_FRAGMENTO_
Por Román Ganuza
¿Quién fue la Papisa Juana? ¿Existió? De acuerdo a la versión que más me gusta, Juana habría sido una mujer natural de Ingelheim, Maguncia, que llegó a convertirse en Papa a mediados del siglo IX. Verdadera o falsa, la leyenda es maravillosa por los significados que desprende. Tratando de creer más en la existencia de Juana veo una película que la retrata: “Die Päpstin” (La Pontífice) filmada en el año 2009 por el director alemán Sönke Wortmann. Luego de verla, lamenté advertir que “La Papisa”, arcano espejado que entre los denominados mayores lleva el número 2, es posterior a la leyenda de Juana. Conforme lo que he leído en diversos textos la creación del Tarot de Marsella tiene lugar unos 600 años después de aquellos hechos. Si la carta hubiera prefigurado al personaje, su veracidad provendría de algo muy superior al dato, la crónica o el testimonio. Tendría las espaldas de la certeza iluminada, como lo son el anuncio o la profecía. No pudo ser. Derrotado por la cronología, empiezo a buscar y elijo una buena manera de perderme: Internet.
Leo allí que el monje cronista Onofrio Panvinio escribió hacia 1562 una “Vida de los Papas” en la que descartó expresamente a esta encriptada heroína. Pero, así como Tácito y Virgilio intentaron romanizar a Germania y a Grecia, Isidoro de Sevilla tuvo que podar los textos para establecer el canon evangélico. En aquellos escritos la literatura -y tal vez la política- le ganaron con holgura a la verdad. El modesto Onofrio, quien probablemente haya escrito por encargo y bajo vigilancia, no me puede ofrecer demasiadas garantías.
Otro argumento en contra de la existencia de la Papisa es una anécdota de Martín Lutero. El volcánico fraile de Turingia, en una visita a Roma en 1510, se escandalizó frente a una estatua de la Papisa con un bebé en sus brazos. La nota del portal ABC Historia que me cuenta esto se cuida de no enfatizar dos hechos presentes en el propio texto. Una, que en pleno Vaticano -donde no es fácil obtener honores- había un tributo a la mujer pontífice. Segundo, la estatua, pese a sumarle a los “cismáticos” buen material misógino contra el papado, recién fue retirada por orden de Sixto V varias décadas después del episodio. El contenido de la nota desliza involuntariamente que en la confusa atmósfera del bajo medioevo tal vez hubiera más soltura para asimilar la idea de una mujer como cabeza de la Iglesia. El rigor teologal no perdió salud con la llegada de la modernidad.

_TAREAS POR REALIZAR_
A) En el texto sobre la Papisa Juana, ¿en qué año filmó Sönke Wortmann la película "Die Päpstin"?
B) Reproduzca el pasaje del texto sobre la Papisa Juana que comienza en "Leo allí que" y termina en "ofrecer demasiadas garantías.", cambiando "Tácito" por "Plinio".

_INFORMACIÓN PROPORCIONADA_

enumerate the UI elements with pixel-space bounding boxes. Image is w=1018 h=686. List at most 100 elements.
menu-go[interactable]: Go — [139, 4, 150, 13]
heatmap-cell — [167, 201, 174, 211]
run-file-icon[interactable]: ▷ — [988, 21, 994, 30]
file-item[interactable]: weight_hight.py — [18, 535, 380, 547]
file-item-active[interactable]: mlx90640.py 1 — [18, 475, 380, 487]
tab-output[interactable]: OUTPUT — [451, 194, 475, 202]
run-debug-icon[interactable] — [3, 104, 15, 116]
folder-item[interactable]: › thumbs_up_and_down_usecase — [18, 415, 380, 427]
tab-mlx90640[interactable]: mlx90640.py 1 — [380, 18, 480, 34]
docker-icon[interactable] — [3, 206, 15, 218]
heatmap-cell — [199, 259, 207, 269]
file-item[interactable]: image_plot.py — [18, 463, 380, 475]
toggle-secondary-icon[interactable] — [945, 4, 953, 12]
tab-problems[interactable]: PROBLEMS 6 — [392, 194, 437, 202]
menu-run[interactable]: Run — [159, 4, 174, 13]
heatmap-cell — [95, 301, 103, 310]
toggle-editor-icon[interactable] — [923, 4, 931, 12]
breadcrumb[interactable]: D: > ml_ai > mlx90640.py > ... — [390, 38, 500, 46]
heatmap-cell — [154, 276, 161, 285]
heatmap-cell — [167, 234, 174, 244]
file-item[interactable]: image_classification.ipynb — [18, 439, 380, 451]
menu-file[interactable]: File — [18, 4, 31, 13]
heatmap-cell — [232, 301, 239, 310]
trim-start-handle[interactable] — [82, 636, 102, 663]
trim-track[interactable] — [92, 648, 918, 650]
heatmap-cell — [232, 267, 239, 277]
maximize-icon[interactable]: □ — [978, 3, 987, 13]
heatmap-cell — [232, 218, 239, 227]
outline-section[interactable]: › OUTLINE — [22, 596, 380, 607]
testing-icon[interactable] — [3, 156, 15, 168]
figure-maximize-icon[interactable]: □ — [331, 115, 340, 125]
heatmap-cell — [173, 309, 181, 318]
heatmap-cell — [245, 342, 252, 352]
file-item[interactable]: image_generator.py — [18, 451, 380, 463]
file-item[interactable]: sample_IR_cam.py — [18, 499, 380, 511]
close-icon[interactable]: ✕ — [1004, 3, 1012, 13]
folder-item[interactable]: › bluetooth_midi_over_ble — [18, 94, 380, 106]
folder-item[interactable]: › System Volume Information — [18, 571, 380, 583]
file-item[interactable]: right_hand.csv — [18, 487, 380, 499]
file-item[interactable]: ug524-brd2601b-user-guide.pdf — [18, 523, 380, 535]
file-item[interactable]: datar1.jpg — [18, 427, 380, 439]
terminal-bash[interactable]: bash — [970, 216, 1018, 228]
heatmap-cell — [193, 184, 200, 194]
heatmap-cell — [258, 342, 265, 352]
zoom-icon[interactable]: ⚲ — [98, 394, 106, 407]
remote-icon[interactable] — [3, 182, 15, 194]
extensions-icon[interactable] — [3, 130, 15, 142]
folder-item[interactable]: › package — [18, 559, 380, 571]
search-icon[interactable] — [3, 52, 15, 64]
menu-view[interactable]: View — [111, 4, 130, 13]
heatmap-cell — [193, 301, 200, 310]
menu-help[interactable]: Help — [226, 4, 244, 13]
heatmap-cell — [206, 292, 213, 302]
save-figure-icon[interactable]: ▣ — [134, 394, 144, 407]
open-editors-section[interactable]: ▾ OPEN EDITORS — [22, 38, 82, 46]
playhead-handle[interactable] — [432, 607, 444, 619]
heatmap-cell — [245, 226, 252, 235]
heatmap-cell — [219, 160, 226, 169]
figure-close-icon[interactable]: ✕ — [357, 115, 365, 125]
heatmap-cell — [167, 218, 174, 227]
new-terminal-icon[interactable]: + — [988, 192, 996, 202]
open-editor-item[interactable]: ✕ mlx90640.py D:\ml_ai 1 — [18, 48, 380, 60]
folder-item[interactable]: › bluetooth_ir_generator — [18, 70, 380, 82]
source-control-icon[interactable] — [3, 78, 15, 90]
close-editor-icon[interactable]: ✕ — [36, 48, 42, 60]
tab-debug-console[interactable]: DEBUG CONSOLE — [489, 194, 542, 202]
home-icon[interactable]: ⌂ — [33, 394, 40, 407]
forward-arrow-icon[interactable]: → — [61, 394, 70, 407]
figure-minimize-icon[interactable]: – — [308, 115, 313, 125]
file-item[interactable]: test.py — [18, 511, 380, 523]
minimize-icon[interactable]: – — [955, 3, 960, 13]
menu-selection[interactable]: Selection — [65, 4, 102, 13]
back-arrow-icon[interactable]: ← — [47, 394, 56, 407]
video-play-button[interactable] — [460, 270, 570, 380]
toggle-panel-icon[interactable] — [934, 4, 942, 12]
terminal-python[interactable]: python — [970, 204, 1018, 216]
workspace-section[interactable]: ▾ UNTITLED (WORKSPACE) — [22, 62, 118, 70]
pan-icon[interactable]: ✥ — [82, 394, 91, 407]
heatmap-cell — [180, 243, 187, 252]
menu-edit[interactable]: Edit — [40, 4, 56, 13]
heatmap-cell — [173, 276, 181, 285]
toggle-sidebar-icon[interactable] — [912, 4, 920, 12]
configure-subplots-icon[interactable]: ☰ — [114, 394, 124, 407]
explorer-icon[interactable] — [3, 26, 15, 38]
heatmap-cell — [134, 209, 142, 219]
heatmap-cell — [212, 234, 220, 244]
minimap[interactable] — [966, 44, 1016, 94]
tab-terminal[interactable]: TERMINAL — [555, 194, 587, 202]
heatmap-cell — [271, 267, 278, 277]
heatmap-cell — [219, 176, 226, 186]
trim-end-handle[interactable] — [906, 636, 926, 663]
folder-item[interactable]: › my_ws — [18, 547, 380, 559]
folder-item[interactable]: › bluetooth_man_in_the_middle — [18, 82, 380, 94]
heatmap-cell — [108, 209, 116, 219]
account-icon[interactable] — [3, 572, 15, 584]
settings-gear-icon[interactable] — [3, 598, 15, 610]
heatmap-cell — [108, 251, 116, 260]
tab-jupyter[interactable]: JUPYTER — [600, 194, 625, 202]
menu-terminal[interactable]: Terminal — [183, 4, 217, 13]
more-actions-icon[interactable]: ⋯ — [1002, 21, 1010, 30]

_RESPUESTAS DEL EJERCICIO_
A) En el año 2009.

B)
Leo allí que el monje cronista Onofrio Panvinio escribió hacia 1562 una “Vida de los Papas” en la que descartó expresamente a esta encriptada heroína. Pero, así como Plinio y Virgilio intentaron romanizar a Germania y a Grecia, Isidoro de Sevilla tuvo que podar los textos para establecer el canon evangélico. En aquellos escritos la literatura -y tal vez la política- le ganaron con holgura a la verdad. El modesto Onofrio, quien probablemente haya escrito por encargo y bajo vigilancia, no me puede ofrecer demasiadas garantías.